(Extracted data entries)
§
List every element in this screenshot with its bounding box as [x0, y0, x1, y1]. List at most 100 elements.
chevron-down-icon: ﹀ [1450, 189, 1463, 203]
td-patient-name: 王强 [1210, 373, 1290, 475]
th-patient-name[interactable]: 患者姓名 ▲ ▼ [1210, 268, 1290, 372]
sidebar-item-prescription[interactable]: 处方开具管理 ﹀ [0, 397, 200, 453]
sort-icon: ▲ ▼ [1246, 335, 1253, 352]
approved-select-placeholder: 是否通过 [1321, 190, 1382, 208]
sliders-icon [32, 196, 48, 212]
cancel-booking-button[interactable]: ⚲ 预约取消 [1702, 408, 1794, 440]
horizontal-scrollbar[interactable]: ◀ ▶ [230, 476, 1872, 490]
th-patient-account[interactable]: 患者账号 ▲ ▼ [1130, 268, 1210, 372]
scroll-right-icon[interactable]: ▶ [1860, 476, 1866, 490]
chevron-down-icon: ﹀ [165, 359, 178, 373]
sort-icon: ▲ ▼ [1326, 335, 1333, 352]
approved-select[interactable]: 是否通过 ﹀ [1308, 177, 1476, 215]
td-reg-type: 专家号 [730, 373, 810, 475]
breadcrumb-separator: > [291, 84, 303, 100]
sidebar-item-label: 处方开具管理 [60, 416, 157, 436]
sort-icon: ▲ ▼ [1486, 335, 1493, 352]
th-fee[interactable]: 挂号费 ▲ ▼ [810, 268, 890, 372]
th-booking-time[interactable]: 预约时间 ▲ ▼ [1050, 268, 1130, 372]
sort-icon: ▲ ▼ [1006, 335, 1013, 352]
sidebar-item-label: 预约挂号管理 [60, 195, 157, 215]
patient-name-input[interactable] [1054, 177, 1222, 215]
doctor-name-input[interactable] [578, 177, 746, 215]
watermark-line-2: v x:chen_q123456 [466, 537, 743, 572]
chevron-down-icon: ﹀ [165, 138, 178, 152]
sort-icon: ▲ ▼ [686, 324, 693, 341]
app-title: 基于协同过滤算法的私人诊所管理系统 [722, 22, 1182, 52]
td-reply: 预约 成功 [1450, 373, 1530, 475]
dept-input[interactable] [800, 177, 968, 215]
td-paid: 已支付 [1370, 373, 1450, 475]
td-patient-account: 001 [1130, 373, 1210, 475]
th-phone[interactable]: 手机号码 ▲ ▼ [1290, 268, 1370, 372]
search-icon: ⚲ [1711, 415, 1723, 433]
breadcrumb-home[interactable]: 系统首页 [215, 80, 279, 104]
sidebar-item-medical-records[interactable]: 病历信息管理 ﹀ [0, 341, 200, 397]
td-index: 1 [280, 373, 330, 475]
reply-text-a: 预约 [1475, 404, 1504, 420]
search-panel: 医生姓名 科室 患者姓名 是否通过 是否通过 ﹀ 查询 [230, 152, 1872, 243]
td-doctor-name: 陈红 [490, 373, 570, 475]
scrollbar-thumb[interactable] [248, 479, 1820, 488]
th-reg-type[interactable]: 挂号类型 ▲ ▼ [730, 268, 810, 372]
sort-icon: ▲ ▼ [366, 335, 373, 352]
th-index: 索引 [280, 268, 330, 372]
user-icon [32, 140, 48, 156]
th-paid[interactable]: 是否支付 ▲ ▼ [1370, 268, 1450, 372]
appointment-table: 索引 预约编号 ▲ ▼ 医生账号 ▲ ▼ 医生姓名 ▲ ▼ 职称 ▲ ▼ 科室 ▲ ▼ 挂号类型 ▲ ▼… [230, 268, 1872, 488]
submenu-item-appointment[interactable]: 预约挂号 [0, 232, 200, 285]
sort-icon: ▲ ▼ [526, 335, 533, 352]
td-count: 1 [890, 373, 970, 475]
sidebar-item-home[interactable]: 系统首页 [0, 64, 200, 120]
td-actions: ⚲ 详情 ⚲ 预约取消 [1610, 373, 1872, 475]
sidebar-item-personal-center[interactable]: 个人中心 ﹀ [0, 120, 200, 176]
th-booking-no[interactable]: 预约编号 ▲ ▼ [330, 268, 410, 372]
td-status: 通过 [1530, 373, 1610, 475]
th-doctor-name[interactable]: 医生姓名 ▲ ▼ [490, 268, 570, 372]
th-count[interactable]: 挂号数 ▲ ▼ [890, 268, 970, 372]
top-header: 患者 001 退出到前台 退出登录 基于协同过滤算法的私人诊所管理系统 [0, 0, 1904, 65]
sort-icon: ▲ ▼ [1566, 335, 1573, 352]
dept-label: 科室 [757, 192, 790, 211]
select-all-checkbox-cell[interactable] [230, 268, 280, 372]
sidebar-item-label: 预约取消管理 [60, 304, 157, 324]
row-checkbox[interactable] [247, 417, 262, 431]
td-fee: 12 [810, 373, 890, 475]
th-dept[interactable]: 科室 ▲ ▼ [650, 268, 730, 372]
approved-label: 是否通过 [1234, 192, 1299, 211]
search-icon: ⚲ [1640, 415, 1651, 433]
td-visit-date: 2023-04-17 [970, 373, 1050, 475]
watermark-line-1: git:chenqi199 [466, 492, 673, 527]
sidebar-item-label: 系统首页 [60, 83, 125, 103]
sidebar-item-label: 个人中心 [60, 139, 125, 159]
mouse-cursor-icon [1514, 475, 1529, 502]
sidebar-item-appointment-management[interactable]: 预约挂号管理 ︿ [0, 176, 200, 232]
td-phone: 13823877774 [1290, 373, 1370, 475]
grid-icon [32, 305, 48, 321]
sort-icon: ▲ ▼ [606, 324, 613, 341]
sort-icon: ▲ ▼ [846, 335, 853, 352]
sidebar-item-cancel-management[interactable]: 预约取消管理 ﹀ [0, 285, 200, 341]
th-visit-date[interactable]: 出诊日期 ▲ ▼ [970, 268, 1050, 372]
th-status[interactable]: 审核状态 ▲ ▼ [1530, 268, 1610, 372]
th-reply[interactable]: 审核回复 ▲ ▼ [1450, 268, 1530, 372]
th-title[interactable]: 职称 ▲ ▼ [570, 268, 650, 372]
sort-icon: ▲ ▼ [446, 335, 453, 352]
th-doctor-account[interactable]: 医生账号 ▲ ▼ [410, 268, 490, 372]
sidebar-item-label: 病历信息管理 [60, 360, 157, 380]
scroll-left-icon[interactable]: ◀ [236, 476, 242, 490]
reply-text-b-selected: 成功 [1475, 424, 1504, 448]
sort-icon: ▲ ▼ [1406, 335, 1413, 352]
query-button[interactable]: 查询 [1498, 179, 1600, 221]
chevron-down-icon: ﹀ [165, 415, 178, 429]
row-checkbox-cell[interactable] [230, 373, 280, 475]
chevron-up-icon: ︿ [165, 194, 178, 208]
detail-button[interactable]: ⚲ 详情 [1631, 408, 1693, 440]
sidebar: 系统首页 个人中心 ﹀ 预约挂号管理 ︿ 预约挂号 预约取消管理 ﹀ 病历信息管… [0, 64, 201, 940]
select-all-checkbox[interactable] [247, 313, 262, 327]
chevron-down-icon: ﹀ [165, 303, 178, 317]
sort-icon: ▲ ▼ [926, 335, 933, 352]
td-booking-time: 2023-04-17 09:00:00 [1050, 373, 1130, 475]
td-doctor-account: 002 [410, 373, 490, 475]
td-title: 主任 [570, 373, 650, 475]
§
Objective
Transcribe every line of the listing above word for word, from start to finish.

Solution
List every element in this screenshot with its bounding box as [x0, y0, x1, y1]. List at most 100 elements.
chevron-down-icon: ﹀ [1450, 189, 1463, 203]
td-patient-name: 王强 [1210, 373, 1290, 475]
th-patient-name[interactable]: 患者姓名 ▲ ▼ [1210, 268, 1290, 372]
sidebar-item-prescription[interactable]: 处方开具管理 ﹀ [0, 397, 200, 453]
sort-icon: ▲ ▼ [1246, 335, 1253, 352]
approved-select-placeholder: 是否通过 [1321, 190, 1382, 208]
sliders-icon [32, 196, 48, 212]
cancel-booking-button[interactable]: ⚲ 预约取消 [1702, 408, 1794, 440]
horizontal-scrollbar[interactable]: ◀ ▶ [230, 476, 1872, 490]
th-patient-account[interactable]: 患者账号 ▲ ▼ [1130, 268, 1210, 372]
scroll-right-icon[interactable]: ▶ [1860, 476, 1866, 490]
chevron-down-icon: ﹀ [165, 359, 178, 373]
sort-icon: ▲ ▼ [1326, 335, 1333, 352]
approved-select[interactable]: 是否通过 ﹀ [1308, 177, 1476, 215]
td-reg-type: 专家号 [730, 373, 810, 475]
breadcrumb-separator: > [291, 84, 303, 100]
sidebar-item-label: 处方开具管理 [60, 416, 157, 436]
sort-icon: ▲ ▼ [1486, 335, 1493, 352]
th-fee[interactable]: 挂号费 ▲ ▼ [810, 268, 890, 372]
th-booking-time[interactable]: 预约时间 ▲ ▼ [1050, 268, 1130, 372]
sort-icon: ▲ ▼ [1006, 335, 1013, 352]
sidebar-item-label: 预约挂号管理 [60, 195, 157, 215]
patient-name-input[interactable] [1054, 177, 1222, 215]
doctor-name-input[interactable] [578, 177, 746, 215]
watermark-line-2: v x:chen_q123456 [466, 537, 743, 572]
chevron-down-icon: ﹀ [165, 138, 178, 152]
sort-icon: ▲ ▼ [686, 324, 693, 341]
app-title: 基于协同过滤算法的私人诊所管理系统 [722, 22, 1182, 52]
td-reply: 预约 成功 [1450, 373, 1530, 475]
dept-input[interactable] [800, 177, 968, 215]
td-paid: 已支付 [1370, 373, 1450, 475]
td-patient-account: 001 [1130, 373, 1210, 475]
th-phone[interactable]: 手机号码 ▲ ▼ [1290, 268, 1370, 372]
search-icon: ⚲ [1711, 415, 1723, 433]
breadcrumb-home[interactable]: 系统首页 [215, 80, 279, 104]
sidebar-item-medical-records[interactable]: 病历信息管理 ﹀ [0, 341, 200, 397]
td-index: 1 [280, 373, 330, 475]
reply-text-a: 预约 [1475, 404, 1504, 420]
search-panel: 医生姓名 科室 患者姓名 是否通过 是否通过 ﹀ 查询 [230, 152, 1872, 243]
td-doctor-name: 陈红 [490, 373, 570, 475]
scrollbar-thumb[interactable] [248, 479, 1820, 488]
th-reg-type[interactable]: 挂号类型 ▲ ▼ [730, 268, 810, 372]
sort-icon: ▲ ▼ [366, 335, 373, 352]
th-index: 索引 [280, 268, 330, 372]
user-icon [32, 140, 48, 156]
th-paid[interactable]: 是否支付 ▲ ▼ [1370, 268, 1450, 372]
appointment-table: 索引 预约编号 ▲ ▼ 医生账号 ▲ ▼ 医生姓名 ▲ ▼ 职称 ▲ ▼ 科室 ▲ ▼ 挂号类型 ▲ ▼… [230, 268, 1872, 488]
submenu-item-appointment[interactable]: 预约挂号 [0, 232, 200, 285]
sort-icon: ▲ ▼ [526, 335, 533, 352]
td-count: 1 [890, 373, 970, 475]
sidebar-item-home[interactable]: 系统首页 [0, 64, 200, 120]
td-actions: ⚲ 详情 ⚲ 预约取消 [1610, 373, 1872, 475]
sidebar-item-personal-center[interactable]: 个人中心 ﹀ [0, 120, 200, 176]
th-booking-no[interactable]: 预约编号 ▲ ▼ [330, 268, 410, 372]
td-status: 通过 [1530, 373, 1610, 475]
th-doctor-name[interactable]: 医生姓名 ▲ ▼ [490, 268, 570, 372]
th-count[interactable]: 挂号数 ▲ ▼ [890, 268, 970, 372]
top-header: 患者 001 退出到前台 退出登录 基于协同过滤算法的私人诊所管理系统 [0, 0, 1904, 65]
sort-icon: ▲ ▼ [1566, 335, 1573, 352]
dept-label: 科室 [757, 192, 790, 211]
select-all-checkbox-cell[interactable] [230, 268, 280, 372]
sidebar-item-label: 预约取消管理 [60, 304, 157, 324]
row-checkbox[interactable] [247, 417, 262, 431]
td-fee: 12 [810, 373, 890, 475]
th-dept[interactable]: 科室 ▲ ▼ [650, 268, 730, 372]
approved-label: 是否通过 [1234, 192, 1299, 211]
search-icon: ⚲ [1640, 415, 1651, 433]
td-visit-date: 2023-04-17 [970, 373, 1050, 475]
watermark-line-1: git:chenqi199 [466, 492, 673, 527]
sidebar-item-label: 系统首页 [60, 83, 125, 103]
sidebar-item-label: 个人中心 [60, 139, 125, 159]
mouse-cursor-icon [1514, 475, 1529, 502]
sidebar-item-appointment-management[interactable]: 预约挂号管理 ︿ [0, 176, 200, 232]
td-phone: 13823877774 [1290, 373, 1370, 475]
grid-icon [32, 305, 48, 321]
sort-icon: ▲ ▼ [606, 324, 613, 341]
sort-icon: ▲ ▼ [846, 335, 853, 352]
sidebar-item-cancel-management[interactable]: 预约取消管理 ﹀ [0, 285, 200, 341]
th-visit-date[interactable]: 出诊日期 ▲ ▼ [970, 268, 1050, 372]
th-status[interactable]: 审核状态 ▲ ▼ [1530, 268, 1610, 372]
th-reply[interactable]: 审核回复 ▲ ▼ [1450, 268, 1530, 372]
th-title[interactable]: 职称 ▲ ▼ [570, 268, 650, 372]
sort-icon: ▲ ▼ [446, 335, 453, 352]
th-doctor-account[interactable]: 医生账号 ▲ ▼ [410, 268, 490, 372]
sidebar-item-label: 病历信息管理 [60, 360, 157, 380]
scroll-left-icon[interactable]: ◀ [236, 476, 242, 490]
reply-text-b-selected: 成功 [1475, 424, 1504, 448]
sort-icon: ▲ ▼ [1406, 335, 1413, 352]
query-button[interactable]: 查询 [1498, 179, 1600, 221]
chevron-down-icon: ﹀ [165, 415, 178, 429]
row-checkbox-cell[interactable] [230, 373, 280, 475]
chevron-up-icon: ︿ [165, 194, 178, 208]
detail-button[interactable]: ⚲ 详情 [1631, 408, 1693, 440]
sidebar: 系统首页 个人中心 ﹀ 预约挂号管理 ︿ 预约挂号 预约取消管理 ﹀ 病历信息管… [0, 64, 201, 940]
select-all-checkbox[interactable] [247, 313, 262, 327]
chevron-down-icon: ﹀ [165, 303, 178, 317]
sort-icon: ▲ ▼ [926, 335, 933, 352]
td-booking-time: 2023-04-17 09:00:00 [1050, 373, 1130, 475]
td-doctor-account: 002 [410, 373, 490, 475]
td-title: 主任 [570, 373, 650, 475]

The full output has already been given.